● THE PROBLEM
Answer these from the libpst bug thread, one per line:
(a) Which GCC versions does the bug appear with, and which version does it not appear with on Debian buster?
(b) According to the debbisect process, which package upgrade broke the jobs feature?
(c) Which glibc version was on the Fedora 36 live image where the issue still occurred?

Which version/commit of libpst are you running?
What is the exact command you are running in the two cases?
I'm unable to reproduce this with the sample files I have already.
If you could attach a sample without any private data in it that lets
you reproduce the issue, that would be good.
Are you able to use `git bisect` to track down when this started?
…--
bye,
pabs
https://bonedaddy.net/pabs3/
|
It seems this bug doesn't depend on the version of libpst, but the version of debian. I built the most recent and version 0.6.71 on a debian 11 server and both versions had this behavior while building the same source on debian 10 worked fine. I can reproduce it with the minimal debian 11 container image from https://images.linuxcontainers.org/ and lxc. After:
I get:
The last one with |
I can reproduce it with the file you linked now. Thanks for the debugging, that is a very strange bug. Perhaps it is a compiler or optimsation issue. I will try to figure out what is going on. |
It definitely isn't affected by the optimisation level. Seems to happen with GCC 9-12 but not GCC 8 on Debian buster. |
I'll continue looking at this tomorrow, but if you have any more ideas for debugging, that would be great. |
Yea looks like this could be hard to debug, I "fixed" by just running with |
Good point, I'll take a look at this today.
…--
bye,
pabs
https://bonedaddy.net/pabs3/
|
Looks like you are onto something, building the binary on buster and then copying it to bullseye breaks the parallel extraction even though it still runs fine. |
Upgrading |
I'm doing a debbisect run for this issue of unstable between the
release date of buster and the release date of bullseye. This relies on
downloads from the Debian wayback machine, which has rate limits, so
the run could take a while to complete, but it will pinpoint the exact
package difference that will cause the problem.
https://manpages.debian.org/man/debbisect
https://wiki.debian.org/BisectDebian
…--
bye,
pabs
https://bonedaddy.net/pabs3/
|
According to the debbisect process, upgrading libc6 from 2.28-10 to 2.29-1 broken the jobs feature. |
I checked this issue on a Fedora 36 live image with glibc 2.35 and found that it still occurs there. I'll discuss it further with the Debian and upstream glibc maintainers. |
Seems like a tricky bug, thanks for looking into it!

● MATERIAL PROVIDED

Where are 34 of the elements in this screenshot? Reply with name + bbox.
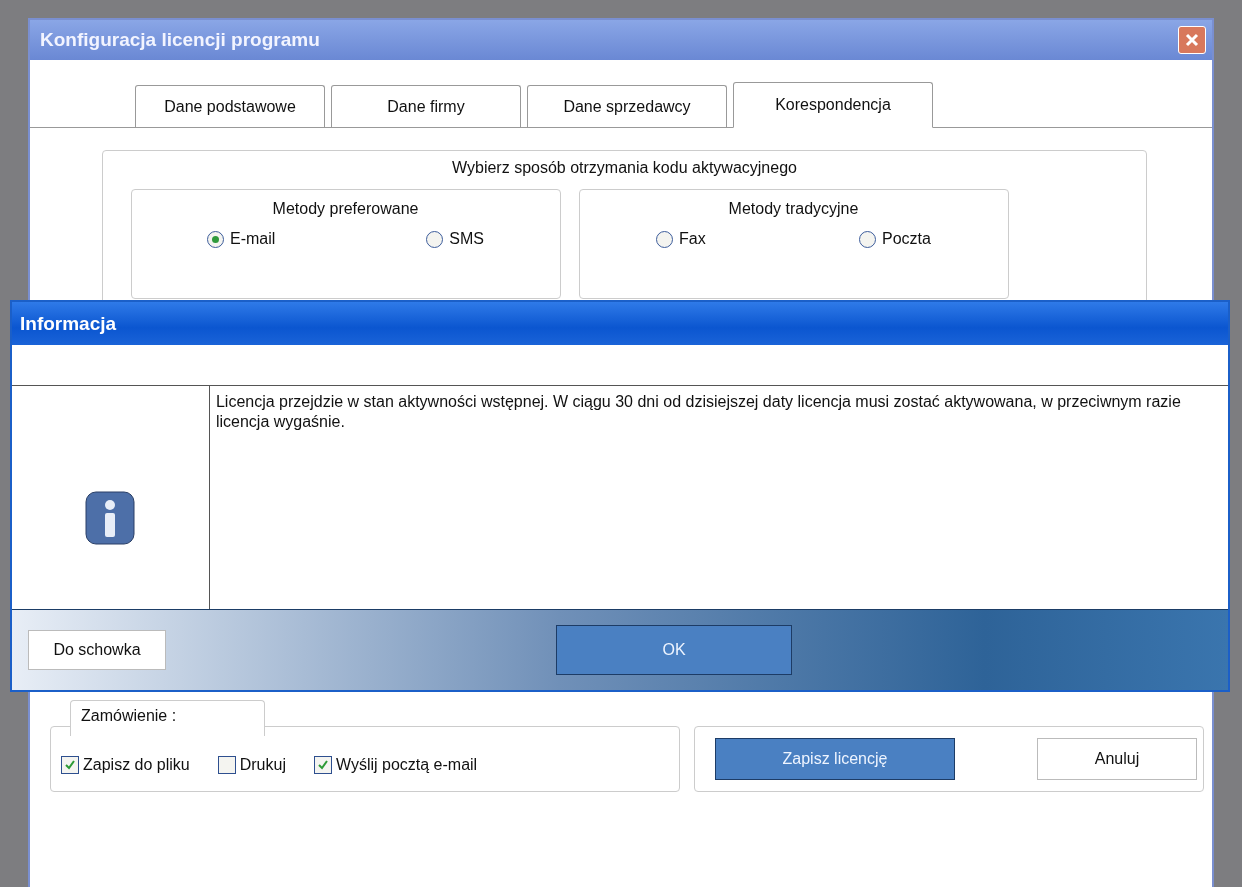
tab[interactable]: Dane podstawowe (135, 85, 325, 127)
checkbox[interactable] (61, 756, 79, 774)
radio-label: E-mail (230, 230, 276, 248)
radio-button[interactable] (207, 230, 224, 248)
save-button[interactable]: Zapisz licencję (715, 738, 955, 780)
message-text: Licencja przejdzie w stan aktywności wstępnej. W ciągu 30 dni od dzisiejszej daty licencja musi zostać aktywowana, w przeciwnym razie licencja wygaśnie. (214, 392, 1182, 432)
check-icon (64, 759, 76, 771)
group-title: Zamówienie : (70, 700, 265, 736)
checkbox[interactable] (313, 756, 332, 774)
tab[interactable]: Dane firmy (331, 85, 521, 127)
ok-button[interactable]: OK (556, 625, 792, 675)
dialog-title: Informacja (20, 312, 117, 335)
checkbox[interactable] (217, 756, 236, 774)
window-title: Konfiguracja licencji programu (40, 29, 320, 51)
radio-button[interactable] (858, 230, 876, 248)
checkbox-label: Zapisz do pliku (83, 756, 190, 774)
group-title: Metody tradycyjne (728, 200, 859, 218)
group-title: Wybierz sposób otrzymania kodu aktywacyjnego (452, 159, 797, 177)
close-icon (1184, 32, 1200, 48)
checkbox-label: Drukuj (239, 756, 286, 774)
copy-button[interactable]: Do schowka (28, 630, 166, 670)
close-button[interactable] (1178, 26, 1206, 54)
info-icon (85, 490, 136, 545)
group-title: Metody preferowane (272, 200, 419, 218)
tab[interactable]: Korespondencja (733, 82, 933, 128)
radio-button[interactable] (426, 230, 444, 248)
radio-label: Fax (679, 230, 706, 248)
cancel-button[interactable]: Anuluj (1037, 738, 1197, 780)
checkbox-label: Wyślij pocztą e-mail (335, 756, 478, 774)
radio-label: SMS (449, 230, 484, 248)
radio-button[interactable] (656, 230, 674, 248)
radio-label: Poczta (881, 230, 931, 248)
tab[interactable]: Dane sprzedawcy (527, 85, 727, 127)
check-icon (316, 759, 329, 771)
==
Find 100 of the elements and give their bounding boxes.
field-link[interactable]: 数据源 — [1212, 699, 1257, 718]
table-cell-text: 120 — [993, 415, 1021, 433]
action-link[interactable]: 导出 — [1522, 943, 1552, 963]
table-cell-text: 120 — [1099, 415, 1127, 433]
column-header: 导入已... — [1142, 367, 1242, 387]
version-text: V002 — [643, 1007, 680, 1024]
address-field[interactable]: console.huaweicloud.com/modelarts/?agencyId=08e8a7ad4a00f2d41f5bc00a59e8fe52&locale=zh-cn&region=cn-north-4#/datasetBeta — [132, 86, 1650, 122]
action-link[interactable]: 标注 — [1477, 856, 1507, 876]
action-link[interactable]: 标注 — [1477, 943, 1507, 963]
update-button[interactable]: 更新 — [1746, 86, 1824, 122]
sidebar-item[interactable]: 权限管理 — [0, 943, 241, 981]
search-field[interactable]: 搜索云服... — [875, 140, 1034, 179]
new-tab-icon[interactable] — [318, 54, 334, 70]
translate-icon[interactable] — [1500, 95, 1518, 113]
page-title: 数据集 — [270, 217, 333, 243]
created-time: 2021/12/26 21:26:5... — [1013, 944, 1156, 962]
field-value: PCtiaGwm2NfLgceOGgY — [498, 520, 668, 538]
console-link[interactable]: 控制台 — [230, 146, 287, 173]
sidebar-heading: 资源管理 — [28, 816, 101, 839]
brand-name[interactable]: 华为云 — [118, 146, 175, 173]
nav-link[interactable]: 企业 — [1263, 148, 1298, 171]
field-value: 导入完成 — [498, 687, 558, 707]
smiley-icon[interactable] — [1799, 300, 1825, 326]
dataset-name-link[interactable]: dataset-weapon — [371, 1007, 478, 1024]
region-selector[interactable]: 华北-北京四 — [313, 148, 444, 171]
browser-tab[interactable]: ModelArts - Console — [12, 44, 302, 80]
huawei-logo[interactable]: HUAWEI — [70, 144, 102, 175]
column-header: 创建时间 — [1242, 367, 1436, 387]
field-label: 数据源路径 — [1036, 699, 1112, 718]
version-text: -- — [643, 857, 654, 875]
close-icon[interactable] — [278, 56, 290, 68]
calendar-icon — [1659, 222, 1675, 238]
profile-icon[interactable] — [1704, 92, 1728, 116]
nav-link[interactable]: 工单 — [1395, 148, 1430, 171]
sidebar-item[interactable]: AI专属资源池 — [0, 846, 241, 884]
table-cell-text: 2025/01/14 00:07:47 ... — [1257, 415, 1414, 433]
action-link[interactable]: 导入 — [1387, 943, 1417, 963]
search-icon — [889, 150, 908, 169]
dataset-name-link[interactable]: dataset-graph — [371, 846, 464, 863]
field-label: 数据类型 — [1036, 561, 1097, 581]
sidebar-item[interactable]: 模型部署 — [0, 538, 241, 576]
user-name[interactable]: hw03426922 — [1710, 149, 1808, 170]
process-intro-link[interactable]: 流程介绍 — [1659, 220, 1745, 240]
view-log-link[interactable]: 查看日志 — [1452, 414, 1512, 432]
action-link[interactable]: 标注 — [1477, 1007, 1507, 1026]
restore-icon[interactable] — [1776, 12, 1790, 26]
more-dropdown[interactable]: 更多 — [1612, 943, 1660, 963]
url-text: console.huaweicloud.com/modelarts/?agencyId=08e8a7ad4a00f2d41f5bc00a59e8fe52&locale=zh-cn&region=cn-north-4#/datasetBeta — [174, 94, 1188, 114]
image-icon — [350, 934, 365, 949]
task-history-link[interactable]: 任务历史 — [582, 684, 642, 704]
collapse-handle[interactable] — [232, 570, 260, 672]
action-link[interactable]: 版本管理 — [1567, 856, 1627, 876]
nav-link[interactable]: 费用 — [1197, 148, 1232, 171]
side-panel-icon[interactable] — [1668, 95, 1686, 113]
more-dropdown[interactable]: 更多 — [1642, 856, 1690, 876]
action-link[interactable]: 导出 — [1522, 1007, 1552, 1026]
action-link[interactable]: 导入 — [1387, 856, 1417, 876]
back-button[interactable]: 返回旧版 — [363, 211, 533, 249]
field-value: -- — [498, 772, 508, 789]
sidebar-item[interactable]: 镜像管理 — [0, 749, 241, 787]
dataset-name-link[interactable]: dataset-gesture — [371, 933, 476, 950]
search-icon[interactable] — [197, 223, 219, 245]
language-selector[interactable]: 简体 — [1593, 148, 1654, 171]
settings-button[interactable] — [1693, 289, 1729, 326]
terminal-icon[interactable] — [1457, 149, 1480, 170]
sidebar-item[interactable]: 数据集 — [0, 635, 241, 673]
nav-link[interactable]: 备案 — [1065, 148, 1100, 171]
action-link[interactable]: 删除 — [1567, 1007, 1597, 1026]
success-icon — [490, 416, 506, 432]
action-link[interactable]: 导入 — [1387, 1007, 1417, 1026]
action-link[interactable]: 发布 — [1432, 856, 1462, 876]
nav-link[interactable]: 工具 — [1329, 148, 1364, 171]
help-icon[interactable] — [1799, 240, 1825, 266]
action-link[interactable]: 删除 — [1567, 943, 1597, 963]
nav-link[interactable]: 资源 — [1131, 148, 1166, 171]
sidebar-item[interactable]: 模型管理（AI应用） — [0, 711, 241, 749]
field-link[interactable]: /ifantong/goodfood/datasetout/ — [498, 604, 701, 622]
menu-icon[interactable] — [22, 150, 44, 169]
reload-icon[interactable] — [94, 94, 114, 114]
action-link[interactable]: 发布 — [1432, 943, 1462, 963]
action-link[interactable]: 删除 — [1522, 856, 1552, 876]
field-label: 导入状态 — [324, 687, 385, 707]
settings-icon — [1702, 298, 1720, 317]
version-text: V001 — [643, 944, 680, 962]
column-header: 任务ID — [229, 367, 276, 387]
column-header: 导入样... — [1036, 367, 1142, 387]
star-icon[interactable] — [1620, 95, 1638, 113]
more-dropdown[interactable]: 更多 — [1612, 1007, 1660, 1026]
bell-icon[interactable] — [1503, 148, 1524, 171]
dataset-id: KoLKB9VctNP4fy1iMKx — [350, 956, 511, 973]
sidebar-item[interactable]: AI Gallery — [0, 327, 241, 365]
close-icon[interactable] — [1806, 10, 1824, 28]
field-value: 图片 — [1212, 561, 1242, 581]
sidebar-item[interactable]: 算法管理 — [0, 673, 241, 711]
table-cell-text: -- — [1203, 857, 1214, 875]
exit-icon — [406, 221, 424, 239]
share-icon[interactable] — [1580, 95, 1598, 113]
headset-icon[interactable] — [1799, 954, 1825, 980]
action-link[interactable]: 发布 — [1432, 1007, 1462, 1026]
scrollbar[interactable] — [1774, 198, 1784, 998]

● TASK RESULT
(a) GCC 9 through 12; not GCC 8.
(b) libc6, upgraded from 2.28-10 to 2.29-1.
(c) glibc 2.35.